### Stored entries
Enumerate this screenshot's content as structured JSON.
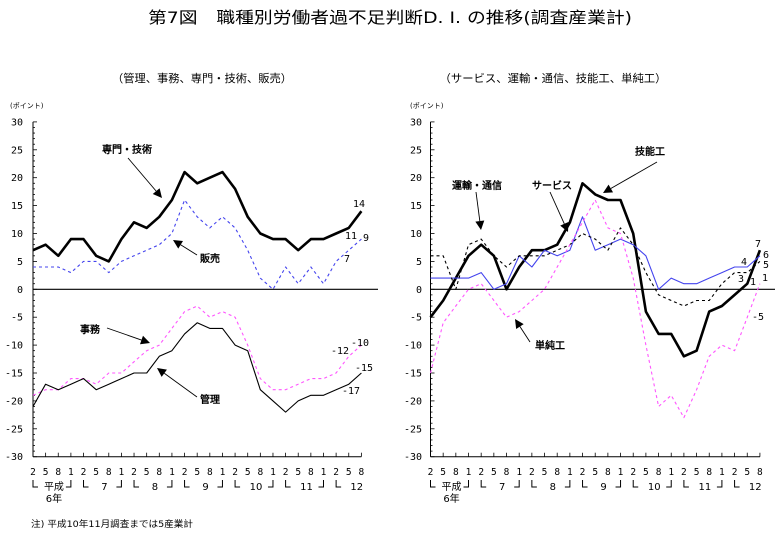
{
  "title": "第7図　職種別労働者過不足判断D. I. の推移(調査産業計)",
  "footnote": "注) 平成10年11月調査までは5産業計",
  "colors": {
    "axis": "#000000",
    "blue": "#4444ee",
    "magenta": "#ff55ff"
  },
  "chart_data": [
    {
      "type": "line",
      "title": "（管理、事務、専門・技術、販売）",
      "ylabel": "(ポイント)",
      "xlabel": "",
      "ylim": [
        -30,
        30
      ],
      "grid": false,
      "yticks": [
        "30",
        "25",
        "20",
        "15",
        "10",
        "5",
        "0",
        "-5",
        "-10",
        "-15",
        "-20",
        "-25",
        "-30"
      ],
      "x_tick_labels": [
        "2",
        "5",
        "8",
        "1",
        "2",
        "5",
        "8",
        "1",
        "2",
        "5",
        "8",
        "1",
        "2",
        "5",
        "8",
        "1",
        "2",
        "5",
        "8",
        "1",
        "2",
        "5",
        "8",
        "1",
        "2",
        "5",
        "8"
      ],
      "year_groups": [
        {
          "label": "平成",
          "sub": "6年"
        },
        {
          "label": "7"
        },
        {
          "label": "8"
        },
        {
          "label": "9"
        },
        {
          "label": "10"
        },
        {
          "label": "11"
        },
        {
          "label": "12"
        }
      ],
      "series": [
        {
          "name": "専門・技術",
          "color": "#000000",
          "line_style": "solid",
          "line_weight": "thick",
          "values": [
            7,
            8,
            6,
            9,
            9,
            6,
            5,
            9,
            12,
            11,
            13,
            16,
            21,
            19,
            20,
            21,
            18,
            13,
            10,
            9,
            9,
            7,
            9,
            9,
            10,
            11,
            14
          ]
        },
        {
          "name": "販売",
          "color": "#4444ee",
          "line_style": "dashed",
          "line_weight": "thin",
          "values": [
            4,
            4,
            4,
            3,
            5,
            5,
            3,
            5,
            6,
            7,
            8,
            10,
            16,
            13,
            11,
            13,
            11,
            7,
            2,
            0,
            4,
            1,
            4,
            1,
            5,
            7,
            9
          ]
        },
        {
          "name": "事務",
          "color": "#ff55ff",
          "line_style": "dashed",
          "line_weight": "thin",
          "values": [
            -19,
            -18,
            -18,
            -16,
            -16,
            -17,
            -15,
            -15,
            -13,
            -11,
            -10,
            -7,
            -4,
            -3,
            -5,
            -4,
            -5,
            -10,
            -16,
            -18,
            -18,
            -17,
            -16,
            -16,
            -15,
            -12,
            -10
          ]
        },
        {
          "name": "管理",
          "color": "#000000",
          "line_style": "solid",
          "line_weight": "thin",
          "values": [
            -21,
            -17,
            -18,
            -17,
            -16,
            -18,
            -17,
            -16,
            -15,
            -15,
            -12,
            -11,
            -8,
            -6,
            -7,
            -7,
            -10,
            -11,
            -18,
            -20,
            -22,
            -20,
            -19,
            -19,
            -18,
            -17,
            -15
          ]
        }
      ],
      "data_labels": [
        {
          "text": "14",
          "series": "専門・技術",
          "point": 26
        },
        {
          "text": "11",
          "series": "専門・技術",
          "point": 25
        },
        {
          "text": "9",
          "series": "販売",
          "point": 26
        },
        {
          "text": "7",
          "series": "販売",
          "point": 25
        },
        {
          "text": "-10",
          "series": "事務",
          "point": 26
        },
        {
          "text": "-12",
          "series": "事務",
          "point": 25
        },
        {
          "text": "-15",
          "series": "管理",
          "point": 26
        },
        {
          "text": "-17",
          "series": "管理",
          "point": 25
        }
      ]
    },
    {
      "type": "line",
      "title": "（サービス、運輸・通信、技能工、単純工）",
      "ylabel": "(ポイント)",
      "xlabel": "",
      "ylim": [
        -30,
        30
      ],
      "grid": false,
      "yticks": [
        "30",
        "25",
        "20",
        "15",
        "10",
        "5",
        "0",
        "-5",
        "-10",
        "-15",
        "-20",
        "-25",
        "-30"
      ],
      "x_tick_labels": [
        "2",
        "5",
        "8",
        "1",
        "2",
        "5",
        "8",
        "1",
        "2",
        "5",
        "8",
        "1",
        "2",
        "5",
        "8",
        "1",
        "2",
        "5",
        "8",
        "1",
        "2",
        "5",
        "8",
        "1",
        "2",
        "5",
        "8"
      ],
      "year_groups": [
        {
          "label": "平成",
          "sub": "6年"
        },
        {
          "label": "7"
        },
        {
          "label": "8"
        },
        {
          "label": "9"
        },
        {
          "label": "10"
        },
        {
          "label": "11"
        },
        {
          "label": "12"
        }
      ],
      "series": [
        {
          "name": "技能工",
          "color": "#000000",
          "line_style": "solid",
          "line_weight": "thick",
          "values": [
            -5,
            -2,
            2,
            6,
            8,
            6,
            0,
            4,
            7,
            7,
            8,
            12,
            19,
            17,
            16,
            16,
            10,
            -4,
            -8,
            -8,
            -12,
            -11,
            -4,
            -3,
            -1,
            1,
            7
          ]
        },
        {
          "name": "サービス",
          "color": "#4444ee",
          "line_style": "solid",
          "line_weight": "thin",
          "values": [
            2,
            2,
            2,
            2,
            3,
            0,
            1,
            6,
            4,
            7,
            6,
            7,
            13,
            7,
            8,
            9,
            8,
            6,
            0,
            2,
            1,
            1,
            2,
            3,
            4,
            4,
            6
          ]
        },
        {
          "name": "運輸・通信",
          "color": "#000000",
          "line_style": "dashed",
          "line_weight": "thin",
          "values": [
            6,
            6,
            0,
            8,
            9,
            6,
            4,
            6,
            6,
            6,
            7,
            8,
            10,
            9,
            7,
            11,
            8,
            3,
            -1,
            -2,
            -3,
            -2,
            -2,
            1,
            3,
            3,
            5
          ]
        },
        {
          "name": "単純工",
          "color": "#ff55ff",
          "line_style": "dashed",
          "line_weight": "thin",
          "values": [
            -15,
            -6,
            -3,
            0,
            1,
            -2,
            -5,
            -4,
            -2,
            0,
            4,
            8,
            12,
            16,
            11,
            10,
            2,
            -10,
            -21,
            -19,
            -23,
            -18,
            -12,
            -10,
            -11,
            -5,
            1
          ]
        }
      ],
      "data_labels": [
        {
          "text": "7",
          "series": "技能工",
          "point": 26
        },
        {
          "text": "1",
          "series": "技能工",
          "point": 25
        },
        {
          "text": "6",
          "series": "サービス",
          "point": 26
        },
        {
          "text": "4",
          "series": "サービス",
          "point": 25
        },
        {
          "text": "5",
          "series": "運輸・通信",
          "point": 26
        },
        {
          "text": "3",
          "series": "運輸・通信",
          "point": 25
        },
        {
          "text": "1",
          "series": "単純工",
          "point": 26
        },
        {
          "text": "-5",
          "series": "単純工",
          "point": 25
        }
      ]
    }
  ]
}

### SHORT EXERCISE
Repeat the material above word for word, please, apart from its images.

### ANSWER IN FULL
Enumerate this screenshot's content as structured JSON.
{
  "title": "第7図　職種別労働者過不足判断D. I. の推移(調査産業計)",
  "footnote": "注) 平成10年11月調査までは5産業計",
  "colors": {
    "axis": "#000000",
    "blue": "#4444ee",
    "magenta": "#ff55ff"
  },
  "chart_data": [
    {
      "type": "line",
      "title": "（管理、事務、専門・技術、販売）",
      "ylabel": "(ポイント)",
      "xlabel": "",
      "ylim": [
        -30,
        30
      ],
      "grid": false,
      "yticks": [
        "30",
        "25",
        "20",
        "15",
        "10",
        "5",
        "0",
        "-5",
        "-10",
        "-15",
        "-20",
        "-25",
        "-30"
      ],
      "x_tick_labels": [
        "2",
        "5",
        "8",
        "1",
        "2",
        "5",
        "8",
        "1",
        "2",
        "5",
        "8",
        "1",
        "2",
        "5",
        "8",
        "1",
        "2",
        "5",
        "8",
        "1",
        "2",
        "5",
        "8",
        "1",
        "2",
        "5",
        "8"
      ],
      "year_groups": [
        {
          "label": "平成",
          "sub": "6年"
        },
        {
          "label": "7"
        },
        {
          "label": "8"
        },
        {
          "label": "9"
        },
        {
          "label": "10"
        },
        {
          "label": "11"
        },
        {
          "label": "12"
        }
      ],
      "series": [
        {
          "name": "専門・技術",
          "color": "#000000",
          "line_style": "solid",
          "line_weight": "thick",
          "values": [
            7,
            8,
            6,
            9,
            9,
            6,
            5,
            9,
            12,
            11,
            13,
            16,
            21,
            19,
            20,
            21,
            18,
            13,
            10,
            9,
            9,
            7,
            9,
            9,
            10,
            11,
            14
          ]
        },
        {
          "name": "販売",
          "color": "#4444ee",
          "line_style": "dashed",
          "line_weight": "thin",
          "values": [
            4,
            4,
            4,
            3,
            5,
            5,
            3,
            5,
            6,
            7,
            8,
            10,
            16,
            13,
            11,
            13,
            11,
            7,
            2,
            0,
            4,
            1,
            4,
            1,
            5,
            7,
            9
          ]
        },
        {
          "name": "事務",
          "color": "#ff55ff",
          "line_style": "dashed",
          "line_weight": "thin",
          "values": [
            -19,
            -18,
            -18,
            -16,
            -16,
            -17,
            -15,
            -15,
            -13,
            -11,
            -10,
            -7,
            -4,
            -3,
            -5,
            -4,
            -5,
            -10,
            -16,
            -18,
            -18,
            -17,
            -16,
            -16,
            -15,
            -12,
            -10
          ]
        },
        {
          "name": "管理",
          "color": "#000000",
          "line_style": "solid",
          "line_weight": "thin",
          "values": [
            -21,
            -17,
            -18,
            -17,
            -16,
            -18,
            -17,
            -16,
            -15,
            -15,
            -12,
            -11,
            -8,
            -6,
            -7,
            -7,
            -10,
            -11,
            -18,
            -20,
            -22,
            -20,
            -19,
            -19,
            -18,
            -17,
            -15
          ]
        }
      ],
      "data_labels": [
        {
          "text": "14",
          "series": "専門・技術",
          "point": 26
        },
        {
          "text": "11",
          "series": "専門・技術",
          "point": 25
        },
        {
          "text": "9",
          "series": "販売",
          "point": 26
        },
        {
          "text": "7",
          "series": "販売",
          "point": 25
        },
        {
          "text": "-10",
          "series": "事務",
          "point": 26
        },
        {
          "text": "-12",
          "series": "事務",
          "point": 25
        },
        {
          "text": "-15",
          "series": "管理",
          "point": 26
        },
        {
          "text": "-17",
          "series": "管理",
          "point": 25
        }
      ]
    },
    {
      "type": "line",
      "title": "（サービス、運輸・通信、技能工、単純工）",
      "ylabel": "(ポイント)",
      "xlabel": "",
      "ylim": [
        -30,
        30
      ],
      "grid": false,
      "yticks": [
        "30",
        "25",
        "20",
        "15",
        "10",
        "5",
        "0",
        "-5",
        "-10",
        "-15",
        "-20",
        "-25",
        "-30"
      ],
      "x_tick_labels": [
        "2",
        "5",
        "8",
        "1",
        "2",
        "5",
        "8",
        "1",
        "2",
        "5",
        "8",
        "1",
        "2",
        "5",
        "8",
        "1",
        "2",
        "5",
        "8",
        "1",
        "2",
        "5",
        "8",
        "1",
        "2",
        "5",
        "8"
      ],
      "year_groups": [
        {
          "label": "平成",
          "sub": "6年"
        },
        {
          "label": "7"
        },
        {
          "label": "8"
        },
        {
          "label": "9"
        },
        {
          "label": "10"
        },
        {
          "label": "11"
        },
        {
          "label": "12"
        }
      ],
      "series": [
        {
          "name": "技能工",
          "color": "#000000",
          "line_style": "solid",
          "line_weight": "thick",
          "values": [
            -5,
            -2,
            2,
            6,
            8,
            6,
            0,
            4,
            7,
            7,
            8,
            12,
            19,
            17,
            16,
            16,
            10,
            -4,
            -8,
            -8,
            -12,
            -11,
            -4,
            -3,
            -1,
            1,
            7
          ]
        },
        {
          "name": "サービス",
          "color": "#4444ee",
          "line_style": "solid",
          "line_weight": "thin",
          "values": [
            2,
            2,
            2,
            2,
            3,
            0,
            1,
            6,
            4,
            7,
            6,
            7,
            13,
            7,
            8,
            9,
            8,
            6,
            0,
            2,
            1,
            1,
            2,
            3,
            4,
            4,
            6
          ]
        },
        {
          "name": "運輸・通信",
          "color": "#000000",
          "line_style": "dashed",
          "line_weight": "thin",
          "values": [
            6,
            6,
            0,
            8,
            9,
            6,
            4,
            6,
            6,
            6,
            7,
            8,
            10,
            9,
            7,
            11,
            8,
            3,
            -1,
            -2,
            -3,
            -2,
            -2,
            1,
            3,
            3,
            5
          ]
        },
        {
          "name": "単純工",
          "color": "#ff55ff",
          "line_style": "dashed",
          "line_weight": "thin",
          "values": [
            -15,
            -6,
            -3,
            0,
            1,
            -2,
            -5,
            -4,
            -2,
            0,
            4,
            8,
            12,
            16,
            11,
            10,
            2,
            -10,
            -21,
            -19,
            -23,
            -18,
            -12,
            -10,
            -11,
            -5,
            1
          ]
        }
      ],
      "data_labels": [
        {
          "text": "7",
          "series": "技能工",
          "point": 26
        },
        {
          "text": "1",
          "series": "技能工",
          "point": 25
        },
        {
          "text": "6",
          "series": "サービス",
          "point": 26
        },
        {
          "text": "4",
          "series": "サービス",
          "point": 25
        },
        {
          "text": "5",
          "series": "運輸・通信",
          "point": 26
        },
        {
          "text": "3",
          "series": "運輸・通信",
          "point": 25
        },
        {
          "text": "1",
          "series": "単純工",
          "point": 26
        },
        {
          "text": "-5",
          "series": "単純工",
          "point": 25
        }
      ]
    }
  ]
}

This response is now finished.